[Goal]: Each record below must be returned exactly as shown.

[Data supplied]:
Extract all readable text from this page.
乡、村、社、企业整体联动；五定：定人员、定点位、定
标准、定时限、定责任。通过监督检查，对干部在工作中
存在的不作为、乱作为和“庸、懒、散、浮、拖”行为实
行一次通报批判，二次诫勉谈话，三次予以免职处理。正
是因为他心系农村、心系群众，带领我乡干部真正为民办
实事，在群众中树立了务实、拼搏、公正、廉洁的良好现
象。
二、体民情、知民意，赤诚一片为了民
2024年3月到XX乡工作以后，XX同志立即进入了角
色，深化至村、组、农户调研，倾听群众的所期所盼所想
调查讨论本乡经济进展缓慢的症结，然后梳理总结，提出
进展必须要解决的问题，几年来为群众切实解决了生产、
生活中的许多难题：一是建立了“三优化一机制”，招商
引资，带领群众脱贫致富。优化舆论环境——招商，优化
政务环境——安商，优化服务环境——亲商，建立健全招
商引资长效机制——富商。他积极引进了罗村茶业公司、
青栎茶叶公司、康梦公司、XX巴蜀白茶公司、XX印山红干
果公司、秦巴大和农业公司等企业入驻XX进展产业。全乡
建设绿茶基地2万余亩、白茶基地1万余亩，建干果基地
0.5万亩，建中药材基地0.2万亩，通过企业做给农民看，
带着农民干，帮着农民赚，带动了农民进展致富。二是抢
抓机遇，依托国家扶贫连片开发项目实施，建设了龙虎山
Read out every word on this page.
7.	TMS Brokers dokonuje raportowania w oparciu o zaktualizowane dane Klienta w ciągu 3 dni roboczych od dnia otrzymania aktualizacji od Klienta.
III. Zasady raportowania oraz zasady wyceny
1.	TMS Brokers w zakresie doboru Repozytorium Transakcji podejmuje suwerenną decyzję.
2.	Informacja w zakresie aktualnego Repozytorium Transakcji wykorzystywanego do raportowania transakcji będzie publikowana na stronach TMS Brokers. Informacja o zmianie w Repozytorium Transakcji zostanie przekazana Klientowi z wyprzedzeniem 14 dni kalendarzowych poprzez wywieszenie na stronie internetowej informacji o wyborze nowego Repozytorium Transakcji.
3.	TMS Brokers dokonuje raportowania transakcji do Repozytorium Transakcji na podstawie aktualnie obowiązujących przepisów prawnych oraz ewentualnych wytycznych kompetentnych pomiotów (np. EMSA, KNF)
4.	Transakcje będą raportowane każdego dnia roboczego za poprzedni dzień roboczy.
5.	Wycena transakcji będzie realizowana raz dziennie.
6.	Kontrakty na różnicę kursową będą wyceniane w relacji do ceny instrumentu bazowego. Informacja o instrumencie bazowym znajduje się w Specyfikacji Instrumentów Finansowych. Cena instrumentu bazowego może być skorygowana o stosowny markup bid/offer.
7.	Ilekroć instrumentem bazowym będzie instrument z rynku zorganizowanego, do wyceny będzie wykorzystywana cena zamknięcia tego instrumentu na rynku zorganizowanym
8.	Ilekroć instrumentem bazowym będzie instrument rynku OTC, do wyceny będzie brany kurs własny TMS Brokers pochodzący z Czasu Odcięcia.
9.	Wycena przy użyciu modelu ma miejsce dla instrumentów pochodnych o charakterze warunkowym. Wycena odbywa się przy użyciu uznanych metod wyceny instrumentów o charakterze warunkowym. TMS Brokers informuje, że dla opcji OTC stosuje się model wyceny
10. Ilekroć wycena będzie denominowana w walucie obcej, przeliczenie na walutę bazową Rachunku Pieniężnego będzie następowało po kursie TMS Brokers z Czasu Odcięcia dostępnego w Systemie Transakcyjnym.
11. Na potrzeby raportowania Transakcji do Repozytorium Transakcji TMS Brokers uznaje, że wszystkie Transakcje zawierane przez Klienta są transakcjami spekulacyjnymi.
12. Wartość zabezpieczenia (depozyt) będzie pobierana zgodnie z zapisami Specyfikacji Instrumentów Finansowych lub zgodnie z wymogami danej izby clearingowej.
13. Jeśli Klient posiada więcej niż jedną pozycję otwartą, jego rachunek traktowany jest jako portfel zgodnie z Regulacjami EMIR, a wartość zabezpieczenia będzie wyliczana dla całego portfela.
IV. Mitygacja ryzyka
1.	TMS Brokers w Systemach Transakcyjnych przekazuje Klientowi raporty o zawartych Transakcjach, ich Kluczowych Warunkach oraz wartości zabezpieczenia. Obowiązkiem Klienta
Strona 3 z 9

[Answer in full]:
Extract all readable text from this page.
乡、村、社、企业整体联动；五定：定人员、定点位、定
标准、定时限、定责任。通过监督检查，对干部在工作中
存在的不作为、乱作为和“庸、懒、散、浮、拖”行为实
行一次通报批判，二次诫勉谈话，三次予以免职处理。正
是因为他心系农村、心系群众，带领我乡干部真正为民办
实事，在群众中树立了务实、拼搏、公正、廉洁的良好现
象。
二、体民情、知民意，赤诚一片为了民
2024年3月到XX乡工作以后，XX同志立即进入了角
色，深化至村、组、农户调研，倾听群众的所期所盼所想
调查讨论本乡经济进展缓慢的症结，然后梳理总结，提出
进展必须要解决的问题，几年来为群众切实解决了生产、
生活中的许多难题：一是建立了“三优化一机制”，招商
引资，带领群众脱贫致富。优化舆论环境——招商，优化
政务环境——安商，优化服务环境——亲商，建立健全招
商引资长效机制——富商。他积极引进了罗村茶业公司、
青栎茶叶公司、康梦公司、XX巴蜀白茶公司、XX印山红干
果公司、秦巴大和农业公司等企业入驻XX进展产业。全乡
建设绿茶基地2万余亩、白茶基地1万余亩，建干果基地
0.5万亩，建中药材基地0.2万亩，通过企业做给农民看，
带着农民干，帮着农民赚，带动了农民进展致富。二是抢
抓机遇，依托国家扶贫连片开发项目实施，建设了龙虎山
Read out every word on this page.
7.	TMS Brokers dokonuje raportowania w oparciu o zaktualizowane dane Klienta w ciągu 3 dni roboczych od dnia otrzymania aktualizacji od Klienta.
III. Zasady raportowania oraz zasady wyceny
1.	TMS Brokers w zakresie doboru Repozytorium Transakcji podejmuje suwerenną decyzję.
2.	Informacja w zakresie aktualnego Repozytorium Transakcji wykorzystywanego do raportowania transakcji będzie publikowana na stronach TMS Brokers. Informacja o zmianie w Repozytorium Transakcji zostanie przekazana Klientowi z wyprzedzeniem 14 dni kalendarzowych poprzez wywieszenie na stronie internetowej informacji o wyborze nowego Repozytorium Transakcji.
3.	TMS Brokers dokonuje raportowania transakcji do Repozytorium Transakcji na podstawie aktualnie obowiązujących przepisów prawnych oraz ewentualnych wytycznych kompetentnych pomiotów (np. EMSA, KNF)
4.	Transakcje będą raportowane każdego dnia roboczego za poprzedni dzień roboczy.
5.	Wycena transakcji będzie realizowana raz dziennie.
6.	Kontrakty na różnicę kursową będą wyceniane w relacji do ceny instrumentu bazowego. Informacja o instrumencie bazowym znajduje się w Specyfikacji Instrumentów Finansowych. Cena instrumentu bazowego może być skorygowana o stosowny markup bid/offer.
7.	Ilekroć instrumentem bazowym będzie instrument z rynku zorganizowanego, do wyceny będzie wykorzystywana cena zamknięcia tego instrumentu na rynku zorganizowanym
8.	Ilekroć instrumentem bazowym będzie instrument rynku OTC, do wyceny będzie brany kurs własny TMS Brokers pochodzący z Czasu Odcięcia.
9.	Wycena przy użyciu modelu ma miejsce dla instrumentów pochodnych o charakterze warunkowym. Wycena odbywa się przy użyciu uznanych metod wyceny instrumentów o charakterze warunkowym. TMS Brokers informuje, że dla opcji OTC stosuje się model wyceny
10. Ilekroć wycena będzie denominowana w walucie obcej, przeliczenie na walutę bazową Rachunku Pieniężnego będzie następowało po kursie TMS Brokers z Czasu Odcięcia dostępnego w Systemie Transakcyjnym.
11. Na potrzeby raportowania Transakcji do Repozytorium Transakcji TMS Brokers uznaje, że wszystkie Transakcje zawierane przez Klienta są transakcjami spekulacyjnymi.
12. Wartość zabezpieczenia (depozyt) będzie pobierana zgodnie z zapisami Specyfikacji Instrumentów Finansowych lub zgodnie z wymogami danej izby clearingowej.
13. Jeśli Klient posiada więcej niż jedną pozycję otwartą, jego rachunek traktowany jest jako portfel zgodnie z Regulacjami EMIR, a wartość zabezpieczenia będzie wyliczana dla całego portfela.
IV. Mitygacja ryzyka
1.	TMS Brokers w Systemach Transakcyjnych przekazuje Klientowi raporty o zawartych Transakcjach, ich Kluczowych Warunkach oraz wartości zabezpieczenia. Obowiązkiem Klienta
Strona 3 z 9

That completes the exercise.